* WHAT TO WORK ON
Each record below should be repeated precisely as written.

Stored entries

◆ ◆ ◆ ◆ ◆ ◆ ◆

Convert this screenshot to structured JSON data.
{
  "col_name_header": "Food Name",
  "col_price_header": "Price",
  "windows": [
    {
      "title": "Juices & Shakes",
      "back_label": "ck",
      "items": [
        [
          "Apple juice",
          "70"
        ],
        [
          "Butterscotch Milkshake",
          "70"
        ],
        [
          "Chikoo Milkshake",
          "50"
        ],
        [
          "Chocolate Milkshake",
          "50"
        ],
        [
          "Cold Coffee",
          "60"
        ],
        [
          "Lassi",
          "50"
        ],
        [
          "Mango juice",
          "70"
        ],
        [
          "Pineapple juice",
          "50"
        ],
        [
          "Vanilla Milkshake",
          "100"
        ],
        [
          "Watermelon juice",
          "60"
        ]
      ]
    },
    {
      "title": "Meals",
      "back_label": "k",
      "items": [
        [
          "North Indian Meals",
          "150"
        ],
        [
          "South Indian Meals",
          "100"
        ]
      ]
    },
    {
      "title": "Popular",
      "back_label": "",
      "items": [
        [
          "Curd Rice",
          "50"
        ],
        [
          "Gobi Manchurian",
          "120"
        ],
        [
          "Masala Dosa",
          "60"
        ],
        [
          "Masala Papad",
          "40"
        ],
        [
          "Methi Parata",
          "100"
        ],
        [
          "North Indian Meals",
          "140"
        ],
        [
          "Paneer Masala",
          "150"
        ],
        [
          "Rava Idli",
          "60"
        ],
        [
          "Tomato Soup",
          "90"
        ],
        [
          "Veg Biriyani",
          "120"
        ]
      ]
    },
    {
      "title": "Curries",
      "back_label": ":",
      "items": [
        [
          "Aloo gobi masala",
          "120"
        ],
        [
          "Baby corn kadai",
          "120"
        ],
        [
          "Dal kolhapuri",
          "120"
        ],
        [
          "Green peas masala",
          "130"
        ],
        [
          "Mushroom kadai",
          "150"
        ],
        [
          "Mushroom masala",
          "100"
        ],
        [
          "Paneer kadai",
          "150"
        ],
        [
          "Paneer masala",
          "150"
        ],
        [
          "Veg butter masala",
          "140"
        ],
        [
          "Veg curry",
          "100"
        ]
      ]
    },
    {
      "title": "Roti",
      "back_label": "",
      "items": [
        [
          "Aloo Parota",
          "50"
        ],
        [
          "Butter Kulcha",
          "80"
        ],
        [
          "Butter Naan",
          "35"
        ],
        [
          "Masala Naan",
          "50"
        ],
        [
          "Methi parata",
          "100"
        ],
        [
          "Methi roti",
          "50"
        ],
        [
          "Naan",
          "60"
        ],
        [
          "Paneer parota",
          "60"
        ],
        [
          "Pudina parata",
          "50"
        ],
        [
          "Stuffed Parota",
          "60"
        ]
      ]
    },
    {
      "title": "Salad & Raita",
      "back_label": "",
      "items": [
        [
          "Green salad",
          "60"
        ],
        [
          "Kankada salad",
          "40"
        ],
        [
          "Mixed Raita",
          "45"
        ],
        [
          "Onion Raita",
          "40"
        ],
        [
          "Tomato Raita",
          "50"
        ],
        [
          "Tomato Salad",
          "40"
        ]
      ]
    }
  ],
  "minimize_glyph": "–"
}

◆ ◆ ◆ ◆ ◆ ◆ ◆

* SOLUTION
Convert this screenshot to structured JSON data.
{
  "col_name_header": "Food Name",
  "col_price_header": "Price",
  "windows": [
    {
      "title": "Juices & Shakes",
      "back_label": "ck",
      "items": [
        [
          "Apple juice",
          "70"
        ],
        [
          "Butterscotch Milkshake",
          "70"
        ],
        [
          "Chikoo Milkshake",
          "50"
        ],
        [
          "Chocolate Milkshake",
          "50"
        ],
        [
          "Cold Coffee",
          "60"
        ],
        [
          "Lassi",
          "50"
        ],
        [
          "Mango juice",
          "70"
        ],
        [
          "Pineapple juice",
          "50"
        ],
        [
          "Vanilla Milkshake",
          "100"
        ],
        [
          "Watermelon juice",
          "60"
        ]
      ]
    },
    {
      "title": "Meals",
      "back_label": "k",
      "items": [
        [
          "North Indian Meals",
          "150"
        ],
        [
          "South Indian Meals",
          "100"
        ]
      ]
    },
    {
      "title": "Popular",
      "back_label": "",
      "items": [
        [
          "Curd Rice",
          "50"
        ],
        [
          "Gobi Manchurian",
          "120"
        ],
        [
          "Masala Dosa",
          "60"
        ],
        [
          "Masala Papad",
          "40"
        ],
        [
          "Methi Parata",
          "100"
        ],
        [
          "North Indian Meals",
          "140"
        ],
        [
          "Paneer Masala",
          "150"
        ],
        [
          "Rava Idli",
          "60"
        ],
        [
          "Tomato Soup",
          "90"
        ],
        [
          "Veg Biriyani",
          "120"
        ]
      ]
    },
    {
      "title": "Curries",
      "back_label": ":",
      "items": [
        [
          "Aloo gobi masala",
          "120"
        ],
        [
          "Baby corn kadai",
          "120"
        ],
        [
          "Dal kolhapuri",
          "120"
        ],
        [
          "Green peas masala",
          "130"
        ],
        [
          "Mushroom kadai",
          "150"
        ],
        [
          "Mushroom masala",
          "100"
        ],
        [
          "Paneer kadai",
          "150"
        ],
        [
          "Paneer masala",
          "150"
        ],
        [
          "Veg butter masala",
          "140"
        ],
        [
          "Veg curry",
          "100"
        ]
      ]
    },
    {
      "title": "Roti",
      "back_label": "",
      "items": [
        [
          "Aloo Parota",
          "50"
        ],
        [
          "Butter Kulcha",
          "80"
        ],
        [
          "Butter Naan",
          "35"
        ],
        [
          "Masala Naan",
          "50"
        ],
        [
          "Methi parata",
          "100"
        ],
        [
          "Methi roti",
          "50"
        ],
        [
          "Naan",
          "60"
        ],
        [
          "Paneer parota",
          "60"
        ],
        [
          "Pudina parata",
          "50"
        ],
        [
          "Stuffed Parota",
          "60"
        ]
      ]
    },
    {
      "title": "Salad & Raita",
      "back_label": "",
      "items": [
        [
          "Green salad",
          "60"
        ],
        [
          "Kankada salad",
          "40"
        ],
        [
          "Mixed Raita",
          "45"
        ],
        [
          "Onion Raita",
          "40"
        ],
        [
          "Tomato Raita",
          "50"
        ],
        [
          "Tomato Salad",
          "40"
        ]
      ]
    }
  ],
  "minimize_glyph": "–"
}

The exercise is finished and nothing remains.